▶ Task description
In the entries that follow, find the word "estorno" and report each line it is on.

▶ Provided data
================
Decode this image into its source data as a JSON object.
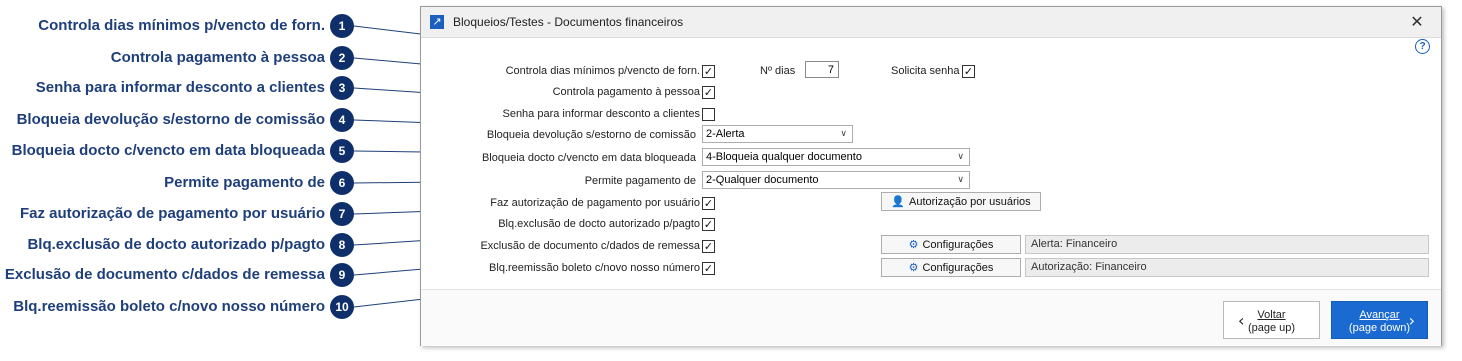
{
  "callouts": [
    {
      "num": "1",
      "text": "Controla dias mínimos p/vencto de forn."
    },
    {
      "num": "2",
      "text": "Controla pagamento à pessoa"
    },
    {
      "num": "3",
      "text": "Senha para informar desconto a clientes"
    },
    {
      "num": "4",
      "text": "Bloqueia devolução s/estorno de comissão"
    },
    {
      "num": "5",
      "text": "Bloqueia docto c/vencto em data bloqueada"
    },
    {
      "num": "6",
      "text": "Permite pagamento de"
    },
    {
      "num": "7",
      "text": "Faz autorização de pagamento por usuário"
    },
    {
      "num": "8",
      "text": "Blq.exclusão de docto autorizado p/pagto"
    },
    {
      "num": "9",
      "text": "Exclusão de documento c/dados de remessa"
    },
    {
      "num": "10",
      "text": "Blq.reemissão boleto c/novo nosso número"
    }
  ],
  "window": {
    "title": "Bloqueios/Testes - Documentos financeiros",
    "close_glyph": "✕",
    "help_glyph": "?",
    "app_icon": "arrow-icon"
  },
  "form": {
    "dias_min_label": "Controla dias mínimos p/vencto de forn.",
    "dias_min_checked": "✓",
    "n_dias_label": "Nº dias",
    "n_dias_value": "7",
    "solicita_senha_label": "Solicita senha",
    "solicita_senha_checked": "✓",
    "pag_pessoa_label": "Controla pagamento à pessoa",
    "pag_pessoa_checked": "✓",
    "senha_desconto_label": "Senha para informar desconto a clientes",
    "senha_desconto_checked": "",
    "bloq_devolucao_label": "Bloqueia devolução s/estorno de comissão",
    "bloq_devolucao_value": "2-Alerta",
    "bloq_docto_label": "Bloqueia docto c/vencto em data bloqueada",
    "bloq_docto_value": "4-Bloqueia qualquer documento",
    "permite_pag_label": "Permite pagamento de",
    "permite_pag_value": "2-Qualquer documento",
    "faz_autoriz_label": "Faz autorização de pagamento por usuário",
    "faz_autoriz_checked": "✓",
    "autoriz_button": "Autorização por usuários",
    "blq_exclusao_label": "Blq.exclusão de docto autorizado p/pagto",
    "blq_exclusao_checked": "✓",
    "exclusao_remessa_label": "Exclusão de documento c/dados de remessa",
    "exclusao_remessa_checked": "✓",
    "config_button_1": "Configurações",
    "config_value_1": "Alerta: Financeiro",
    "blq_reemissao_label": "Blq.reemissão boleto c/novo nosso número",
    "blq_reemissao_checked": "✓",
    "config_button_2": "Configurações",
    "config_value_2": "Autorização: Financeiro",
    "caret": "∨"
  },
  "footer": {
    "back_label": "Voltar",
    "back_sub": "(page up)",
    "back_arrow": "‹",
    "next_label": "Avançar",
    "next_sub": "(page down)",
    "next_arrow": "›"
  },
  "colors": {
    "callout_text": "#1f3f7a",
    "badge": "#0f2f6b",
    "accent": "#1b6ad2"
  }
}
================
▶ Exercise answer
      "text": "Bloqueia devolução s/estorno de comissão"
    "bloq_devolucao_label": "Bloqueia devolução s/estorno de comissão",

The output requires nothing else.